* _Work required_
Find each line with the string "Street" and copy it.

Collected data
● ● ● ● ●

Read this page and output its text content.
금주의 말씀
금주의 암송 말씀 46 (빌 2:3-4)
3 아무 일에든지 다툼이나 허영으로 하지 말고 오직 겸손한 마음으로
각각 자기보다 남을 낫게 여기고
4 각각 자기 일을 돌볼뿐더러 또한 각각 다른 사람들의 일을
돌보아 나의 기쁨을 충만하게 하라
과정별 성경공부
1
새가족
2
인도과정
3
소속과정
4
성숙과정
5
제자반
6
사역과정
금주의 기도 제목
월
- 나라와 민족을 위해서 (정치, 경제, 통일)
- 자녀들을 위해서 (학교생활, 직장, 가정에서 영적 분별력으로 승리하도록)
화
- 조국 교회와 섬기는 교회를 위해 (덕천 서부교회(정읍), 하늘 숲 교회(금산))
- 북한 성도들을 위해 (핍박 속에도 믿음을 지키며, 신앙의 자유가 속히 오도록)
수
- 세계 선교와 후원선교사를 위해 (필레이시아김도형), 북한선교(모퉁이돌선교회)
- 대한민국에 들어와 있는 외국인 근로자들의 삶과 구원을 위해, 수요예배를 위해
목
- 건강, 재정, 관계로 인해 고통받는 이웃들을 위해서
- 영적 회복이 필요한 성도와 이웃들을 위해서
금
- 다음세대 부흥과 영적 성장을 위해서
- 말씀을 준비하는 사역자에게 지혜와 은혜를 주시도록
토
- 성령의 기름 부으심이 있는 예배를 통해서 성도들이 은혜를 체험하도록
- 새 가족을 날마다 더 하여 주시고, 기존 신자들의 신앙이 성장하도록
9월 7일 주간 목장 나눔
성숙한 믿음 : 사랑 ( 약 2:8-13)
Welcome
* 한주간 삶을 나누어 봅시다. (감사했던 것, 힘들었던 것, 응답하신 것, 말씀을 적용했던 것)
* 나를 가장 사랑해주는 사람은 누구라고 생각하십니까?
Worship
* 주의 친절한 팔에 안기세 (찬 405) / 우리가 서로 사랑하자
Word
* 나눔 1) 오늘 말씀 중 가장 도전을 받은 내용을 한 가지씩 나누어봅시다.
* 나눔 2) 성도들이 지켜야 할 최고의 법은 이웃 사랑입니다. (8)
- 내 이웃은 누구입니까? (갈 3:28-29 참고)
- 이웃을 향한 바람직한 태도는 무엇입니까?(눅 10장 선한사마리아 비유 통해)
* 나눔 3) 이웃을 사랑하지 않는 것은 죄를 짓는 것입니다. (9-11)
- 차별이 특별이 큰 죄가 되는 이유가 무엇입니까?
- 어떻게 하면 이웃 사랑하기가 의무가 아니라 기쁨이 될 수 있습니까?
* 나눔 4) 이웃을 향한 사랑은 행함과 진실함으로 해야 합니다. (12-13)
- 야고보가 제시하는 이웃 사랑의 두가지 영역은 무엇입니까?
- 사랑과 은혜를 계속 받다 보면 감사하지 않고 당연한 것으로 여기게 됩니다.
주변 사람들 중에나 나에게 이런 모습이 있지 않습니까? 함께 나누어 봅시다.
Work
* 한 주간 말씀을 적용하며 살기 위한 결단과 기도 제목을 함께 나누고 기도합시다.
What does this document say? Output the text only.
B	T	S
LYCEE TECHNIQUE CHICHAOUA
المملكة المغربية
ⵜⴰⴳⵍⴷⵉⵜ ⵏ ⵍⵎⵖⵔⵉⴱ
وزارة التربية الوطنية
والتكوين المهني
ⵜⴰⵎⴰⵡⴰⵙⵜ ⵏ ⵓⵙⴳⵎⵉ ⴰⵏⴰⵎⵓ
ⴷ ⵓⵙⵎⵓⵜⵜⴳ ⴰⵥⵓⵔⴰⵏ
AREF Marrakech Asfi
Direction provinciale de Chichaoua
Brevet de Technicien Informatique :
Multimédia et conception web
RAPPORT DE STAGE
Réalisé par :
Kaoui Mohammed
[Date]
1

● ● ● ● ●

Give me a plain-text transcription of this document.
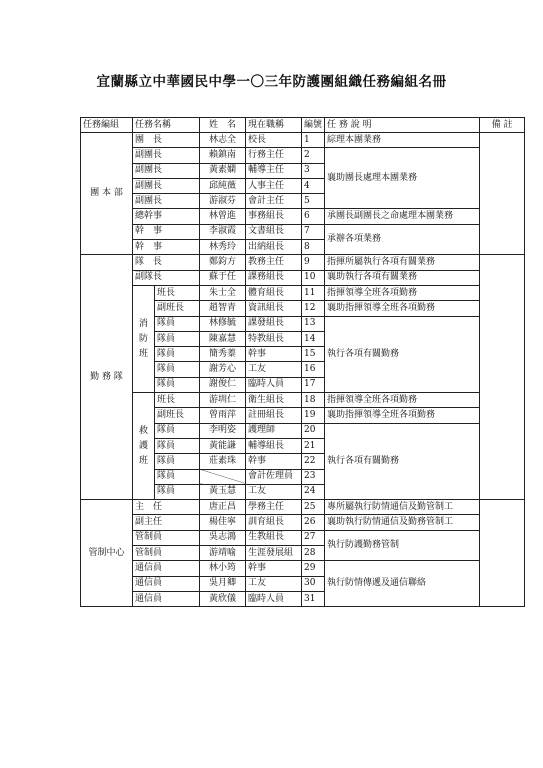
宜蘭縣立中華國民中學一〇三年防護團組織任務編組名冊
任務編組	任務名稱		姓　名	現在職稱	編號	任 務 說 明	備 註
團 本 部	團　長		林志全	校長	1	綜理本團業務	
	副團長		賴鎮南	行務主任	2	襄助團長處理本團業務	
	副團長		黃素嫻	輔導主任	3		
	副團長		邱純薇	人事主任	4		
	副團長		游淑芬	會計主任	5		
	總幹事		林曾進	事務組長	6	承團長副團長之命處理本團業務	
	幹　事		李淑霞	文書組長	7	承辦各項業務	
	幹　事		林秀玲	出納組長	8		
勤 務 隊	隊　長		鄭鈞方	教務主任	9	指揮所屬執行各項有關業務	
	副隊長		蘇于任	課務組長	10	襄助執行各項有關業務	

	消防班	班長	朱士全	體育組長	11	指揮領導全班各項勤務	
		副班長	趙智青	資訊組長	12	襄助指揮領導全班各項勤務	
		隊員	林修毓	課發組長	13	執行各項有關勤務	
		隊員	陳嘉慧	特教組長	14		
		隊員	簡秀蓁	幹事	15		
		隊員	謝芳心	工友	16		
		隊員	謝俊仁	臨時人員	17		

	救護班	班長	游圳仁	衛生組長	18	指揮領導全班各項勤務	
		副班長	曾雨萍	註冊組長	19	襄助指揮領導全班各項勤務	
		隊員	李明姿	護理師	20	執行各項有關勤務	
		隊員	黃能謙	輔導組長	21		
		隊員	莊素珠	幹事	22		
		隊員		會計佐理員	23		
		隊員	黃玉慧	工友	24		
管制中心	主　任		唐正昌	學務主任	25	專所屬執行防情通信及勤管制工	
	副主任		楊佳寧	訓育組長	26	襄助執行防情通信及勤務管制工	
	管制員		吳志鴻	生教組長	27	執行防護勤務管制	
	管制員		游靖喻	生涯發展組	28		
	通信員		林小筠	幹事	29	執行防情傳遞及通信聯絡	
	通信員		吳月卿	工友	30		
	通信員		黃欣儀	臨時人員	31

● ● ● ● ●

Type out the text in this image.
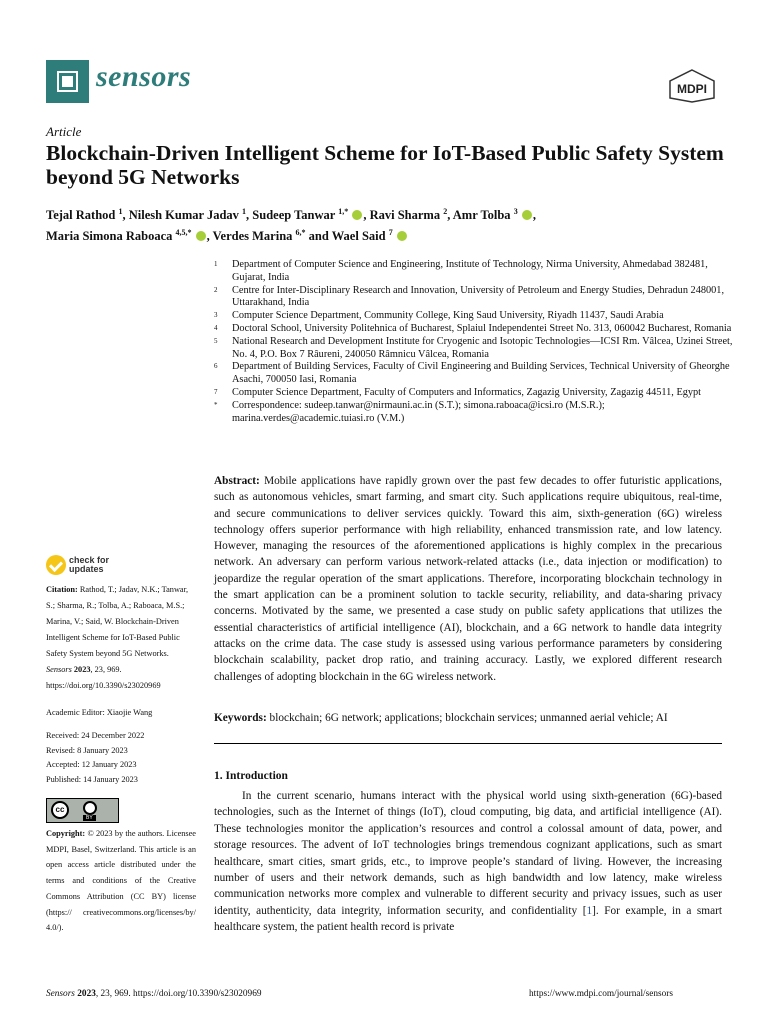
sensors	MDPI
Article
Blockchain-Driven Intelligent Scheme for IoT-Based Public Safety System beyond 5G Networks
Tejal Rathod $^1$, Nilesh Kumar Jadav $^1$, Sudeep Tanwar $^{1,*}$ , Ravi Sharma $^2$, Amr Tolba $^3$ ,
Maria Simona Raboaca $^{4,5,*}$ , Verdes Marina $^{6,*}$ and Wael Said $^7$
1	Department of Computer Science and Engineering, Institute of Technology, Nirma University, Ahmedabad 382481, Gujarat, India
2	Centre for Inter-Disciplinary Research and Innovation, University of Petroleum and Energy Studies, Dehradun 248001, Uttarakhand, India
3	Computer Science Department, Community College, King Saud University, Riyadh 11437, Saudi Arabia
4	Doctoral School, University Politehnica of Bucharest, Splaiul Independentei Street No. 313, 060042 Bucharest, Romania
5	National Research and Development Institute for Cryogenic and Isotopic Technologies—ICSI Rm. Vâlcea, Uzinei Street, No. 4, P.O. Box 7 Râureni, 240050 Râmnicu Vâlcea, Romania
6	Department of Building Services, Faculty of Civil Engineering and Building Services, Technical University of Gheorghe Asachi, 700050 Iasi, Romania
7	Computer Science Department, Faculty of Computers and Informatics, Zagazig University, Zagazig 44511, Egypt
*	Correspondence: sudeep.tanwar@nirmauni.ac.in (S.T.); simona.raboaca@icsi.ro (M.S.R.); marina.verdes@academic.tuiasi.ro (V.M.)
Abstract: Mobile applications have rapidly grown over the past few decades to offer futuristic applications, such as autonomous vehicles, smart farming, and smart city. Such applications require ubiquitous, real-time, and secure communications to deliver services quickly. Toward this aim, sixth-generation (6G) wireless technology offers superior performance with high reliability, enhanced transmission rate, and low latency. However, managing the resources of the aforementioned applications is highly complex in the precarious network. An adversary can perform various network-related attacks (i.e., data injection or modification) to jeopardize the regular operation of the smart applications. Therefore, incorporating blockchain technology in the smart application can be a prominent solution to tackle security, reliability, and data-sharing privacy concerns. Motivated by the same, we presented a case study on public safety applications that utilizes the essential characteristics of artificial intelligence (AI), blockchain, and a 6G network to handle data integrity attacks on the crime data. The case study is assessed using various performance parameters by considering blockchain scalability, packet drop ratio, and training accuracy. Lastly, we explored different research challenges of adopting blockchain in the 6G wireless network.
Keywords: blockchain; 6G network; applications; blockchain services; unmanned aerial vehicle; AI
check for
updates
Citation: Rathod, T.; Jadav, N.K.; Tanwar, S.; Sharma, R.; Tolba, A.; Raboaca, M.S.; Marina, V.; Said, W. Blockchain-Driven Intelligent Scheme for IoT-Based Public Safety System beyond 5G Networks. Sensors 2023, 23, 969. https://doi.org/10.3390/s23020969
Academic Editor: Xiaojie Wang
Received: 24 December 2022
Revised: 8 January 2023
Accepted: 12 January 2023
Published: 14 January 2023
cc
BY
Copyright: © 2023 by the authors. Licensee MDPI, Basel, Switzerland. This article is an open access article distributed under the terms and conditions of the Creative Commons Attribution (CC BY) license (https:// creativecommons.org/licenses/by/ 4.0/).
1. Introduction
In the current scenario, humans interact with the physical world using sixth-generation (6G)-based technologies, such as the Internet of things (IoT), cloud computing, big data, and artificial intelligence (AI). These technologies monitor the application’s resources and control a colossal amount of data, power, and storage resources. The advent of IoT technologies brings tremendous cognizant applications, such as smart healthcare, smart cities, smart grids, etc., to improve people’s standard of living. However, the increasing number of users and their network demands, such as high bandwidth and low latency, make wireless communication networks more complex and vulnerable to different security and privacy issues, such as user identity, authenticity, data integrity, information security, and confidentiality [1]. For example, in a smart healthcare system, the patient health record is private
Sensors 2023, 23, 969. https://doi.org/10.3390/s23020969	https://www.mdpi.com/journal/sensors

● ● ● ● ●

* _Completed exercise_
4	Doctoral School, University Politehnica of Bucharest, Splaiul Independentei Street No. 313, 060042 Bucharest, Romania
5	National Research and Development Institute for Cryogenic and Isotopic Technologies—ICSI Rm. Vâlcea, Uzinei Street, No. 4, P.O. Box 7 Râureni, 240050 Râmnicu Vâlcea, Romania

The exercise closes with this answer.